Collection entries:
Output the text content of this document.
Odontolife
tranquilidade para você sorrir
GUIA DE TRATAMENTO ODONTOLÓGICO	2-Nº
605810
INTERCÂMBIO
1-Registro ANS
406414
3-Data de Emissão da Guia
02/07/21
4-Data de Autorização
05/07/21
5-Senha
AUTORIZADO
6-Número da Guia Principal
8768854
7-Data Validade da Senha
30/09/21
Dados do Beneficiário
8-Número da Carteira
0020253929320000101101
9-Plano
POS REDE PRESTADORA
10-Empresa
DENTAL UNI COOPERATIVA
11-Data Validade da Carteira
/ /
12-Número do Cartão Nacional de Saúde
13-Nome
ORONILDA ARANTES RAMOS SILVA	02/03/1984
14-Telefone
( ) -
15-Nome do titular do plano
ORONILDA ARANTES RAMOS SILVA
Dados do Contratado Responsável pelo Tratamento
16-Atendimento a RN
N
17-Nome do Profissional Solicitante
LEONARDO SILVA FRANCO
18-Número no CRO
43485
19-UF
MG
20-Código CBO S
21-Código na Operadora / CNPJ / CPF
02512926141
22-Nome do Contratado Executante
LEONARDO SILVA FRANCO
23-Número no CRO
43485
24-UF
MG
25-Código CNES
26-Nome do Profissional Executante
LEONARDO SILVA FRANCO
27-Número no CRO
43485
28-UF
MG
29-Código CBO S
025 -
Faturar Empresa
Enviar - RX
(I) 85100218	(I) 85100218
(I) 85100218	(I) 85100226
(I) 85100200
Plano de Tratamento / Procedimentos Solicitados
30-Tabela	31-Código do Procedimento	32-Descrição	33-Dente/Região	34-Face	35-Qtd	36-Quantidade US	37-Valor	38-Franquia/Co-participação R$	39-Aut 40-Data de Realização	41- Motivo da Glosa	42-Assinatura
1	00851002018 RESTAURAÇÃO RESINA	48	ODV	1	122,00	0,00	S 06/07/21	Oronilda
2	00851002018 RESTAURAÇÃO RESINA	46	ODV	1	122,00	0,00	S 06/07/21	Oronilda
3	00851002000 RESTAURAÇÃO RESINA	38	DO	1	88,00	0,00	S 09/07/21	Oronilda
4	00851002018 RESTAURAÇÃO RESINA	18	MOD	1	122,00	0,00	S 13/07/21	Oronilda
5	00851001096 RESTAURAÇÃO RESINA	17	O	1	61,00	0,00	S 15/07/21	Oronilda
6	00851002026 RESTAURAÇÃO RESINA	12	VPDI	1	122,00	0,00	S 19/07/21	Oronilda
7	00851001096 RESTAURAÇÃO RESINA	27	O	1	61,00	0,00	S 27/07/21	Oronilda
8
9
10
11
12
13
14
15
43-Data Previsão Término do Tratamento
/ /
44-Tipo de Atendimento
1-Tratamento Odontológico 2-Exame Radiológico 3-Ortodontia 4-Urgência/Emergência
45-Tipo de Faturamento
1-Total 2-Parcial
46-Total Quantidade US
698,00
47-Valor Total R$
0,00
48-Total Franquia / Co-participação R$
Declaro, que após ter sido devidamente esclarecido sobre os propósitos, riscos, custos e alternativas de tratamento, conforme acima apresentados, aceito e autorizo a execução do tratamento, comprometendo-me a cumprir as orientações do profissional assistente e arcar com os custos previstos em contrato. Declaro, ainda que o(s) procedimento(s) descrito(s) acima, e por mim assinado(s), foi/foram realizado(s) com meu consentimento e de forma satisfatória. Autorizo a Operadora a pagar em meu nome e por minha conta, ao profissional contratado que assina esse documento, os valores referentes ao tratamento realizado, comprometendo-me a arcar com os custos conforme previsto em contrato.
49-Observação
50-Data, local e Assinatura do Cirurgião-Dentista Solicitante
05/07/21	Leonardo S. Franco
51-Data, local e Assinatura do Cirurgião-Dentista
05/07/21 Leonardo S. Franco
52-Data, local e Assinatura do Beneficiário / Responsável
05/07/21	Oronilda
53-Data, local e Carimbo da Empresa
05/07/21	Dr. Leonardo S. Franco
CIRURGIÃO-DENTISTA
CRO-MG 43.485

## Exercise brief
Gather every line from the listing above in which "Quantidade" appears, and copy those lines.

## Answer for this exercise
30-Tabela	31-Código do Procedimento	32-Descrição	33-Dente/Região	34-Face	35-Qtd	36-Quantidade US	37-Valor	38-Franquia/Co-participação R$	39-Aut 40-Data de Realização	41- Motivo da Glosa	42-Assinatura
46-Total Quantidade US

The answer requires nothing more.